[Wpisy elementów w ramkach]

◆ ◆ ◆ ◆ ◆

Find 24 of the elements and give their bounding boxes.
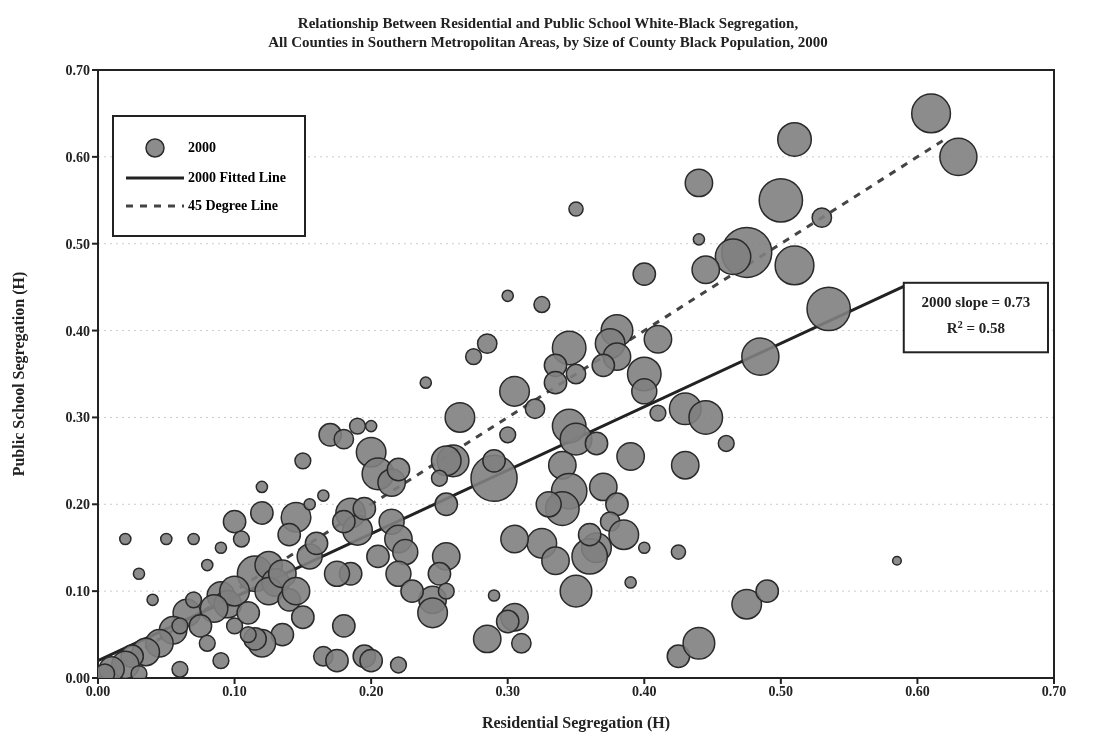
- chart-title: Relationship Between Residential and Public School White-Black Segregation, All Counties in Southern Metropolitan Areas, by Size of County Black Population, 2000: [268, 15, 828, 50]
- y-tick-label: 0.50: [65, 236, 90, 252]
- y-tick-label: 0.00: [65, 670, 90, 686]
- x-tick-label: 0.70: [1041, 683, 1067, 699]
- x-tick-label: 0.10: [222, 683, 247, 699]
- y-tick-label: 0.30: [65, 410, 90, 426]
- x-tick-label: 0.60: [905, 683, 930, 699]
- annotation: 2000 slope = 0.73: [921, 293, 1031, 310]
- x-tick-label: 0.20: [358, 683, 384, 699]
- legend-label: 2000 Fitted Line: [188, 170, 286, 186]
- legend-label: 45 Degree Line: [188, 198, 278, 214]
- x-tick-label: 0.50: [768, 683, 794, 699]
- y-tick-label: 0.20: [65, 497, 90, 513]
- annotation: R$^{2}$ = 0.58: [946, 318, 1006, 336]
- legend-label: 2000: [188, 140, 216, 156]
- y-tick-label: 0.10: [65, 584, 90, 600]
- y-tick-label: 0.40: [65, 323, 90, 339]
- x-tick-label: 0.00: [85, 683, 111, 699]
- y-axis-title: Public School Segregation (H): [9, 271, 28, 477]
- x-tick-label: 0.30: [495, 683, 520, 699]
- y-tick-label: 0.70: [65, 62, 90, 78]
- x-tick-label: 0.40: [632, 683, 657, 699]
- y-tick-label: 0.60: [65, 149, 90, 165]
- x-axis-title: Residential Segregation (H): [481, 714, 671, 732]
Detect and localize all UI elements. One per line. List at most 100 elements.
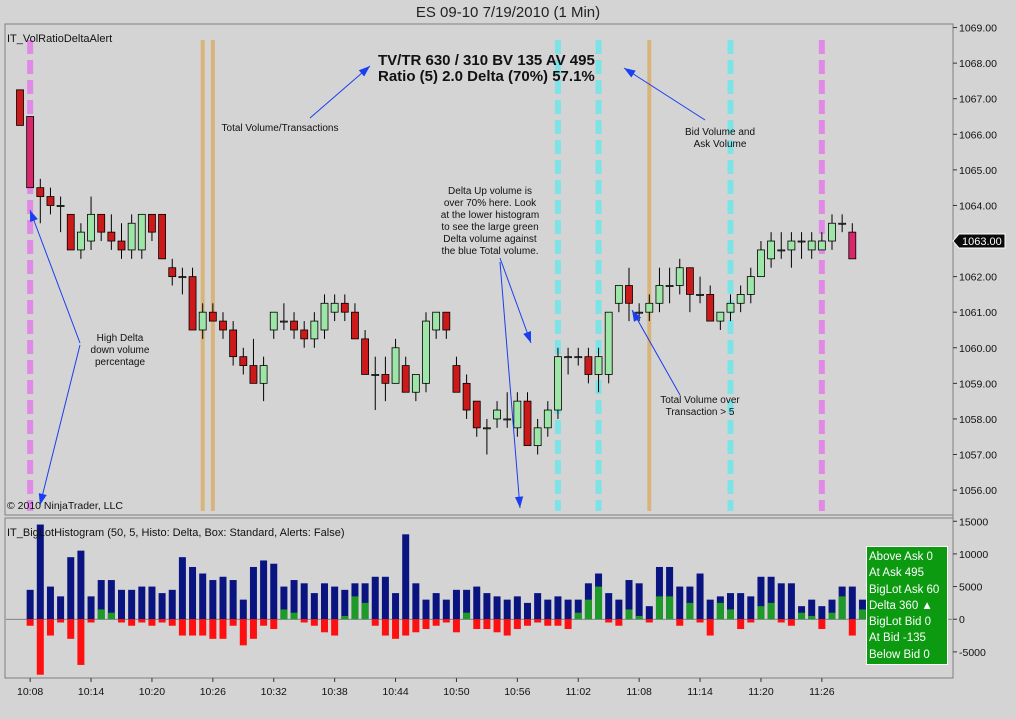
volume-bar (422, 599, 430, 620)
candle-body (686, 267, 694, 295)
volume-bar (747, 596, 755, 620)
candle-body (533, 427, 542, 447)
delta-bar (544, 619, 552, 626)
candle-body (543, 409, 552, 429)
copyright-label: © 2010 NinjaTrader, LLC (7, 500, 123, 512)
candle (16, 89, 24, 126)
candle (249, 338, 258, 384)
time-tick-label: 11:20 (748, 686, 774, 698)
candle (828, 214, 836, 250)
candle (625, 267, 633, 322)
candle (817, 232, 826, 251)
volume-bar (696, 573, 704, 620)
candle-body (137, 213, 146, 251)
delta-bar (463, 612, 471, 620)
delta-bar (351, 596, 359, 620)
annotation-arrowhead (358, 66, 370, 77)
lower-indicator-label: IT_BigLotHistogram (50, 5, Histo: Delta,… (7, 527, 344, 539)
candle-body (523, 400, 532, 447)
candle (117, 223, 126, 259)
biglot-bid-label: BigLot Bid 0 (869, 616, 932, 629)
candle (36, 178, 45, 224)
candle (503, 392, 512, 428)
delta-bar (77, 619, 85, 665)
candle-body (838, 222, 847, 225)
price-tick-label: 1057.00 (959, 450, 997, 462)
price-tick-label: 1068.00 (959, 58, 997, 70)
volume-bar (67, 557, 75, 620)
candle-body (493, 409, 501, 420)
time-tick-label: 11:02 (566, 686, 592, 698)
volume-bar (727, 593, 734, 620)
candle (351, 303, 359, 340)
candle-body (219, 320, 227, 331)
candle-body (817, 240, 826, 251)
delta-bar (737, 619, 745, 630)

◆ ◆ ◆ ◆ ◆

◆ Twoje polecenie:
Jak wyglądają wszystkie powyższe linie po zmianie nazwy „volume-bar” na „volume-column”, gdy reszta zostaje bez zmian? Obrazy pomiń w odpowiedzi.

◆ Poprawna odpowiedź:
Find 24 of the elements and give their bounding boxes.
- chart-title: Relationship Between Residential and Public School White-Black Segregation, All Counties in Southern Metropolitan Areas, by Size of County Black Population, 2000: [268, 15, 828, 50]
- y-tick-label: 0.50: [65, 236, 90, 252]
- y-tick-label: 0.00: [65, 670, 90, 686]
- x-tick-label: 0.70: [1041, 683, 1067, 699]
- x-tick-label: 0.10: [222, 683, 247, 699]
- y-tick-label: 0.30: [65, 410, 90, 426]
- x-tick-label: 0.60: [905, 683, 930, 699]
- annotation: 2000 slope = 0.73: [921, 293, 1031, 310]
- x-tick-label: 0.20: [358, 683, 384, 699]
- legend-label: 2000 Fitted Line: [188, 170, 286, 186]
- legend-label: 45 Degree Line: [188, 198, 278, 214]
- x-tick-label: 0.50: [768, 683, 794, 699]
- y-tick-label: 0.20: [65, 497, 90, 513]
- annotation: R$^{2}$ = 0.58: [946, 318, 1006, 336]
- legend-label: 2000: [188, 140, 216, 156]
- y-tick-label: 0.10: [65, 584, 90, 600]
- y-tick-label: 0.40: [65, 323, 90, 339]
- x-tick-label: 0.00: [85, 683, 111, 699]
- y-axis-title: Public School Segregation (H): [9, 271, 28, 477]
- x-tick-label: 0.30: [495, 683, 520, 699]
- y-tick-label: 0.70: [65, 62, 90, 78]
- x-tick-label: 0.40: [632, 683, 657, 699]
- y-tick-label: 0.60: [65, 149, 90, 165]
- x-axis-title: Residential Segregation (H): [481, 714, 671, 732]
Detect and localize all UI elements. One per line. List at most 100 elements.
volume-column (422, 599, 430, 620)
candle-body (686, 267, 694, 295)
volume-column (747, 596, 755, 620)
candle-body (533, 427, 542, 447)
delta-bar (544, 619, 552, 626)
candle-body (543, 409, 552, 429)
copyright-label: © 2010 NinjaTrader, LLC (7, 500, 123, 512)
candle (16, 89, 24, 126)
candle (249, 338, 258, 384)
time-tick-label: 11:20 (748, 686, 774, 698)
candle (828, 214, 836, 250)
candle (625, 267, 633, 322)
candle (817, 232, 826, 251)
volume-column (696, 573, 704, 620)
candle-body (137, 213, 146, 251)
delta-bar (463, 612, 471, 620)
delta-bar (351, 596, 359, 620)
annotation-arrowhead (358, 66, 370, 77)
lower-indicator-label: IT_BigLotHistogram (50, 5, Histo: Delta,… (7, 527, 344, 539)
candle-body (523, 400, 532, 447)
candle (117, 223, 126, 259)
biglot-bid-label: BigLot Bid 0 (869, 616, 932, 629)
candle (36, 178, 45, 224)
candle (503, 392, 512, 428)
delta-bar (77, 619, 85, 665)
candle-body (838, 222, 847, 225)
price-tick-label: 1057.00 (959, 450, 997, 462)
price-tick-label: 1068.00 (959, 58, 997, 70)
volume-column (67, 557, 75, 620)
candle-body (493, 409, 501, 420)
time-tick-label: 11:02 (566, 686, 592, 698)
volume-column (727, 593, 734, 620)
candle (351, 303, 359, 340)
candle-body (219, 320, 227, 331)
candle-body (817, 240, 826, 251)
delta-bar (737, 619, 745, 630)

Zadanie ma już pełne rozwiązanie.